**DATA SUPPLIED:**
# # # # # # #
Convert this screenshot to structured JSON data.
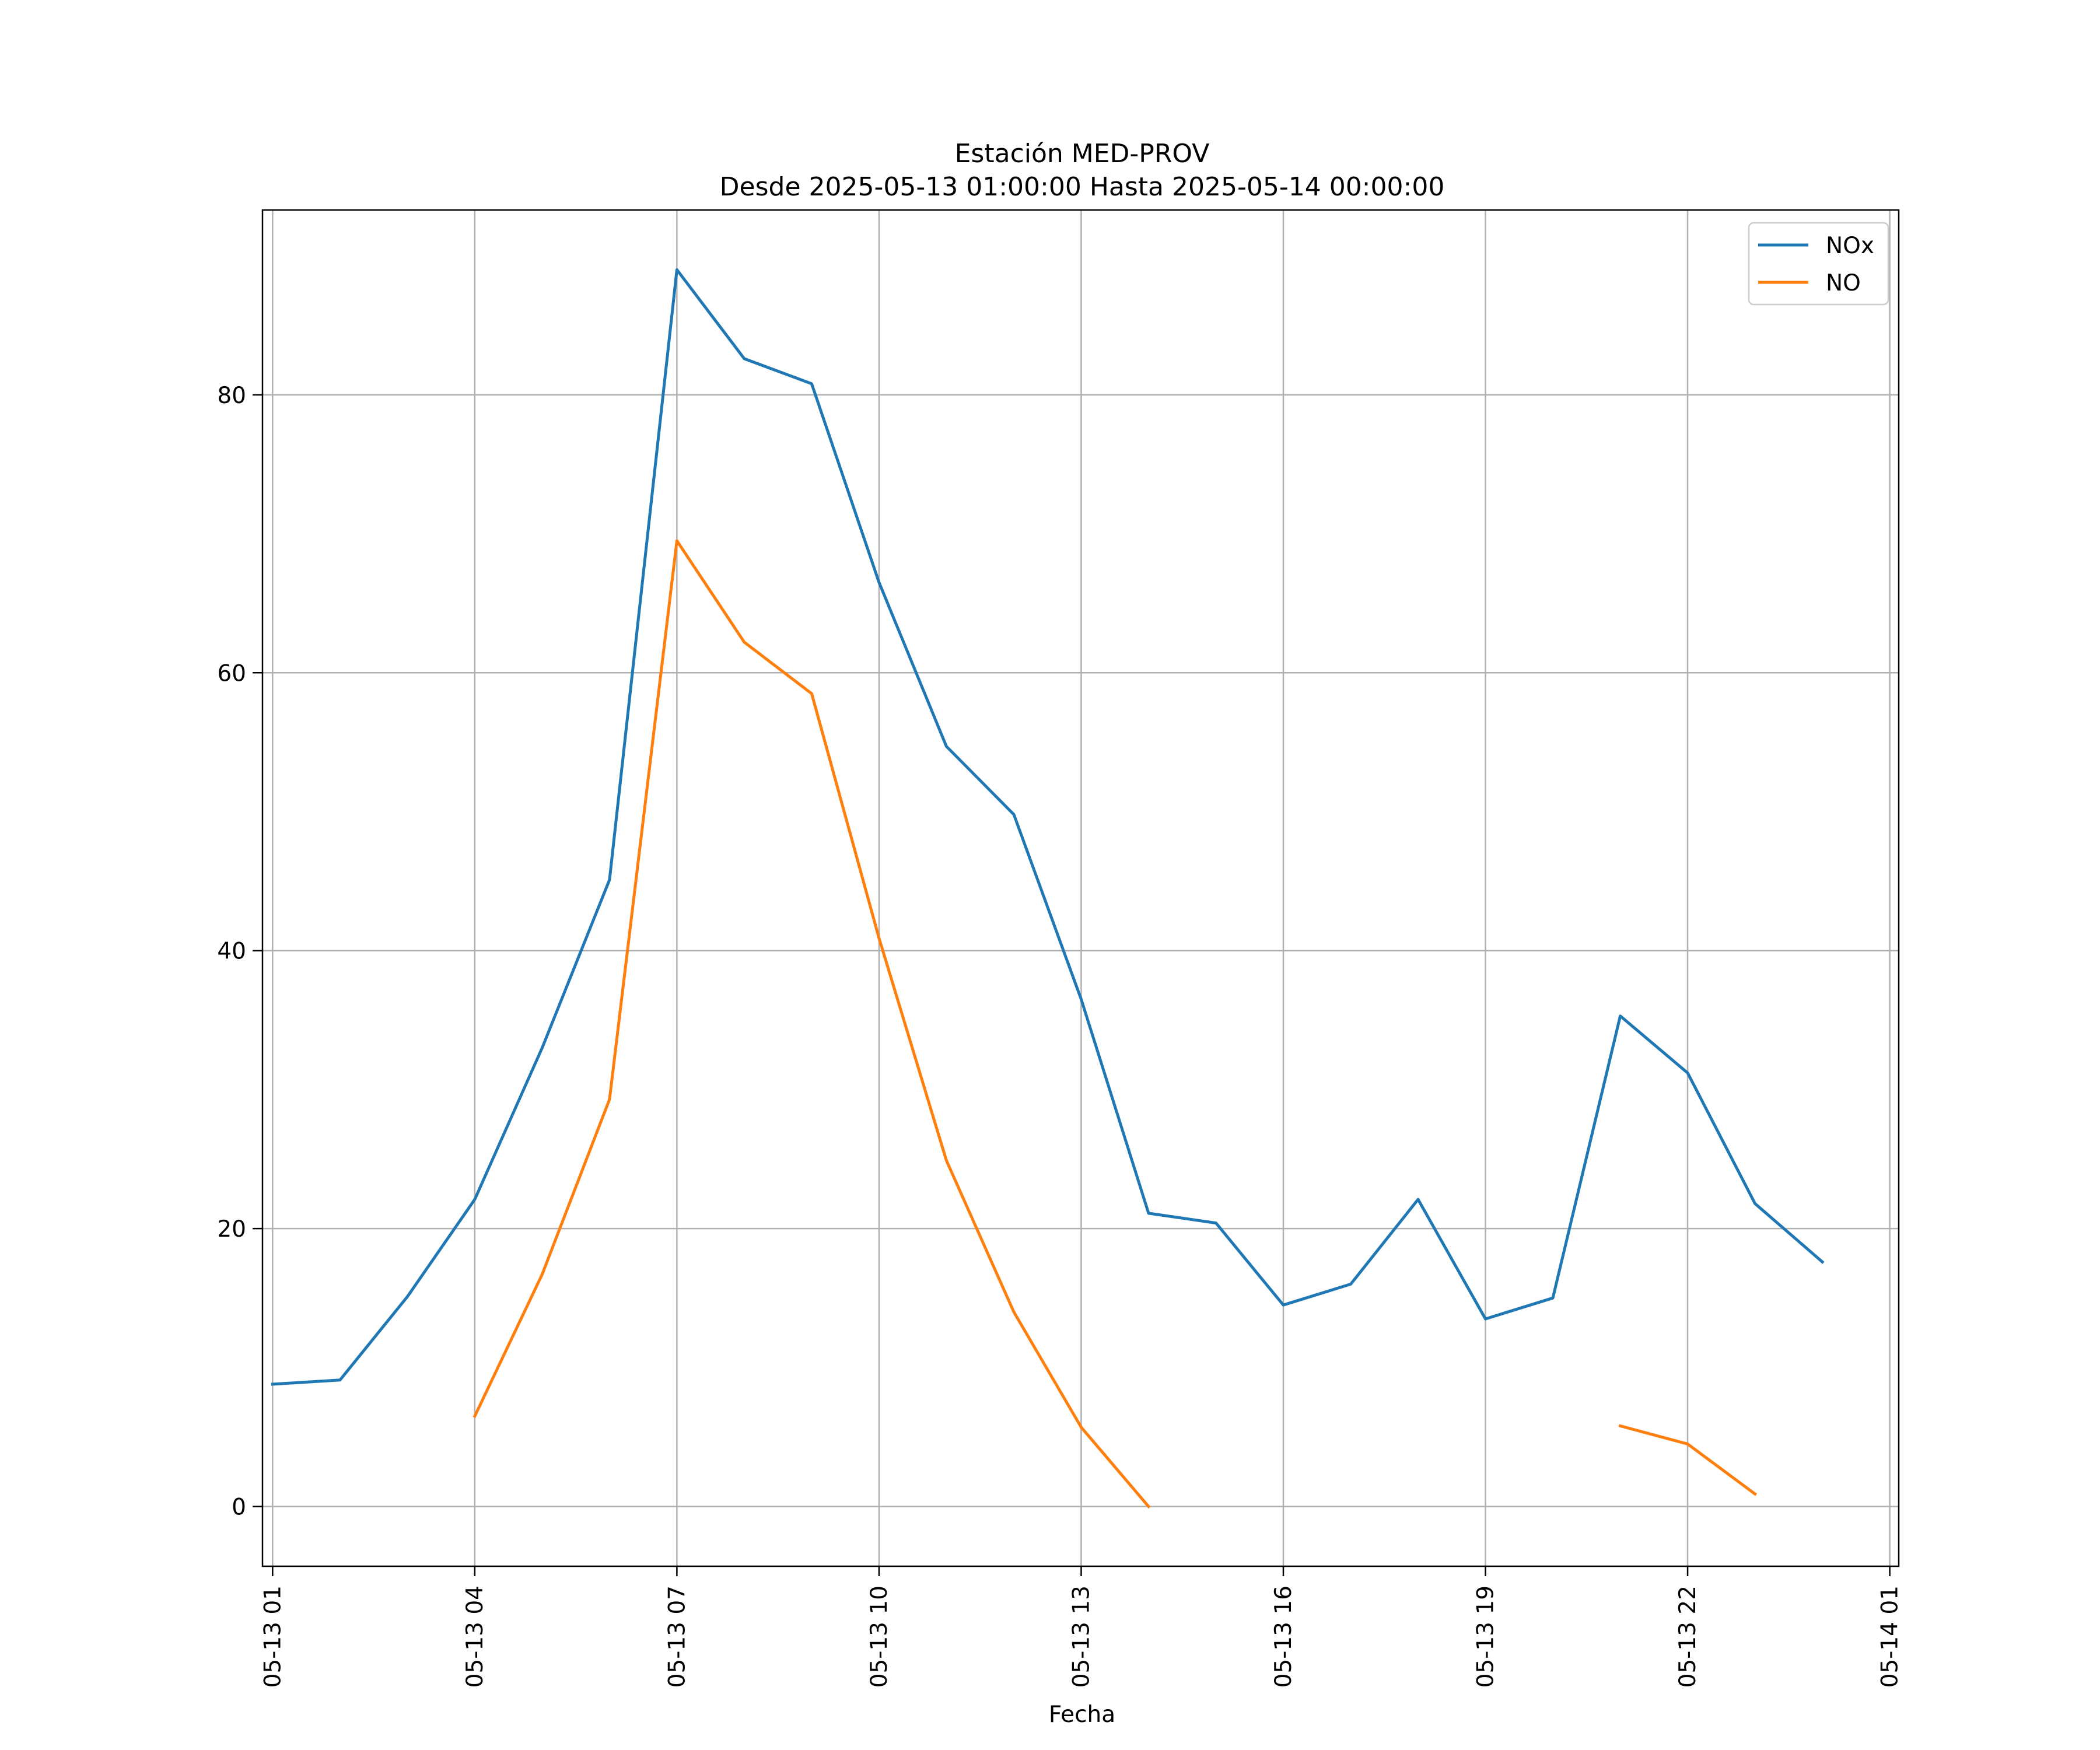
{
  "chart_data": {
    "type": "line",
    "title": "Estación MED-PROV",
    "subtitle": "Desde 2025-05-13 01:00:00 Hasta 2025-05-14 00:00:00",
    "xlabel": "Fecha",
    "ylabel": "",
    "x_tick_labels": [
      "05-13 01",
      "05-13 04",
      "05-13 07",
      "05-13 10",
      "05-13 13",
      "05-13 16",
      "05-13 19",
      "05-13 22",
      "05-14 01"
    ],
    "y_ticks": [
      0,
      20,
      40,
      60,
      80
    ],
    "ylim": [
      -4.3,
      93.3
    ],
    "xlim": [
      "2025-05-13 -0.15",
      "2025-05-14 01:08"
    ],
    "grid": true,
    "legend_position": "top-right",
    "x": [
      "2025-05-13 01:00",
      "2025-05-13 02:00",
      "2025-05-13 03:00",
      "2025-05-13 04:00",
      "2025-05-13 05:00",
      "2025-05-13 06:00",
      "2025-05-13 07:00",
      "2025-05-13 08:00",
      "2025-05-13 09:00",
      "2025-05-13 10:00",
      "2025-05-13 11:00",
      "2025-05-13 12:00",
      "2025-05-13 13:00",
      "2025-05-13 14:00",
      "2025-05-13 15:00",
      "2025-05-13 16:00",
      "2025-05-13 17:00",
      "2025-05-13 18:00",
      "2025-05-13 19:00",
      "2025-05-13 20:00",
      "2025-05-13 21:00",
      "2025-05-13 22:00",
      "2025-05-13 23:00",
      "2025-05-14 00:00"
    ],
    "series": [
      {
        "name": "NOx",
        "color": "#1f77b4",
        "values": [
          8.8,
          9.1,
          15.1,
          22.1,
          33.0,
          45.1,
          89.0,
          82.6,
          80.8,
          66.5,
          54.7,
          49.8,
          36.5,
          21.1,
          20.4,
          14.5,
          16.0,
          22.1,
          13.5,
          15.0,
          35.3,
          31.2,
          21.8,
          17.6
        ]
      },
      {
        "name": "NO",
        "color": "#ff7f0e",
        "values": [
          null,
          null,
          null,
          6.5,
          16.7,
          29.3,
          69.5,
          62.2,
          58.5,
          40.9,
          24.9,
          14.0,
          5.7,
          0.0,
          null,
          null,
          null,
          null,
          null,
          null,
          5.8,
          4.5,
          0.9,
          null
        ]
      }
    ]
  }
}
# # # # # # #
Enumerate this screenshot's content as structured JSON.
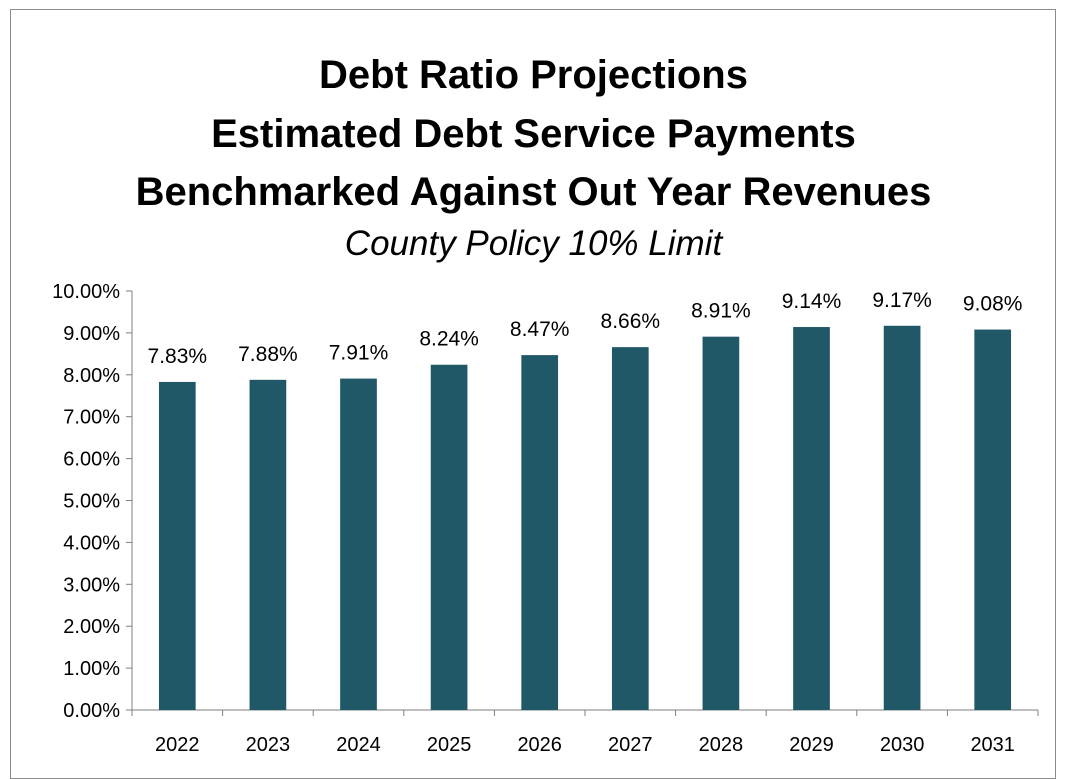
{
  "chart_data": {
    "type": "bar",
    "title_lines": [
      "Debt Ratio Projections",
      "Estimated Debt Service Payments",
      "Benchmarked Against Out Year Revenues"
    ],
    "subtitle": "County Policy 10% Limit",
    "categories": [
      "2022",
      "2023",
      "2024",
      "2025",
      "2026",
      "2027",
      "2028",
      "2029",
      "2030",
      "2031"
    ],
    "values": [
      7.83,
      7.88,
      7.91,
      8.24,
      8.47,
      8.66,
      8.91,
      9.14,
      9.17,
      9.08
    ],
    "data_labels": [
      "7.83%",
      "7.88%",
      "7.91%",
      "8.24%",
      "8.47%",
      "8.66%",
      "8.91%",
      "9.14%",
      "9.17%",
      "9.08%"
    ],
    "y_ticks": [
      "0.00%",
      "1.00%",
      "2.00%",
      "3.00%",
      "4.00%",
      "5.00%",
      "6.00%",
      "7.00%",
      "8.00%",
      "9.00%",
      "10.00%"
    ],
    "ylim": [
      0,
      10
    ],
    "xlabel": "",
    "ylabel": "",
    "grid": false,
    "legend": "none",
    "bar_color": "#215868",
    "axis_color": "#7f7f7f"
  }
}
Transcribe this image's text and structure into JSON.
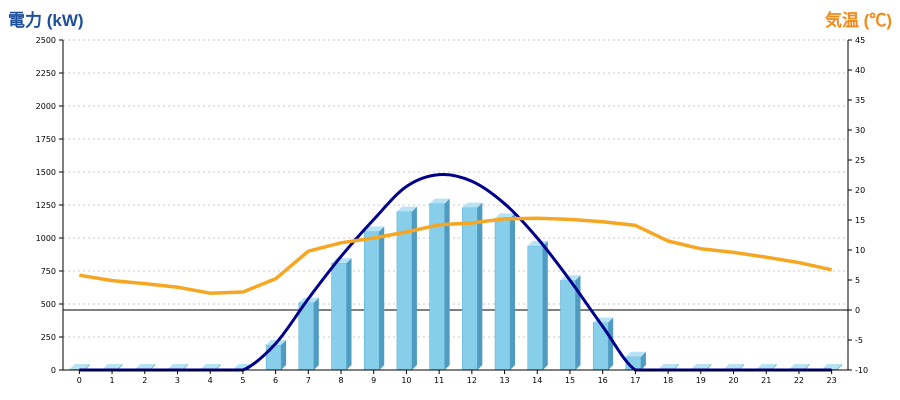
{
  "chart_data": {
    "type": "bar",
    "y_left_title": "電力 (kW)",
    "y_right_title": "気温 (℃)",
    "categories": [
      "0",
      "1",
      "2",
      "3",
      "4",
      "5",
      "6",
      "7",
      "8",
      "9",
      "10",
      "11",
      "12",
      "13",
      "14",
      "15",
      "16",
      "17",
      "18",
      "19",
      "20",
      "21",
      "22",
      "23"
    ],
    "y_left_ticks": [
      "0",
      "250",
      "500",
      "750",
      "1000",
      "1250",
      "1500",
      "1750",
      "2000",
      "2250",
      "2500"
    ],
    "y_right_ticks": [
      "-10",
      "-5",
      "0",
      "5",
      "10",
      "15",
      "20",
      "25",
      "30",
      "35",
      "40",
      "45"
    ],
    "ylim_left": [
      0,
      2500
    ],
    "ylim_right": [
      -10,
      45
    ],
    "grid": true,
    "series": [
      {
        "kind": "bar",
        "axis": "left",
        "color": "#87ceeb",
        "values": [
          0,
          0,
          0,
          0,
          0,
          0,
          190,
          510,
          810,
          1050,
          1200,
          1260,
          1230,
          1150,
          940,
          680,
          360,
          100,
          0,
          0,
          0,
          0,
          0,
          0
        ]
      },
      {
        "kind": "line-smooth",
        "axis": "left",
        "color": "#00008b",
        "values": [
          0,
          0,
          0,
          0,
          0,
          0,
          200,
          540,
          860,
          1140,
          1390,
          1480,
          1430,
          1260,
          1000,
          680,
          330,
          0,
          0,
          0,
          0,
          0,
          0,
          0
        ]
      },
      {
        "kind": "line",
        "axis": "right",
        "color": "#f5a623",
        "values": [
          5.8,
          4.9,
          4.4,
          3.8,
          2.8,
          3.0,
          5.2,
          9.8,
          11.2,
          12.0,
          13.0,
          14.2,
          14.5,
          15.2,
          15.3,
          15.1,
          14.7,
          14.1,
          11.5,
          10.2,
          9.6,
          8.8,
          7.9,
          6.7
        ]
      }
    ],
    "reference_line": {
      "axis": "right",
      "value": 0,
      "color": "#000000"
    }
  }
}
# # # # # # #
**INSTRUCTIONS FOR THE TASK:**
Copy every line from the records above that contains the word "subtitle".

**ANSWER TO THIS PROBLEM:**
    "subtitle": "Desde 2025-05-13 01:00:00 Hasta 2025-05-14 00:00:00",
    "subtitle": "County Policy 10% Limit",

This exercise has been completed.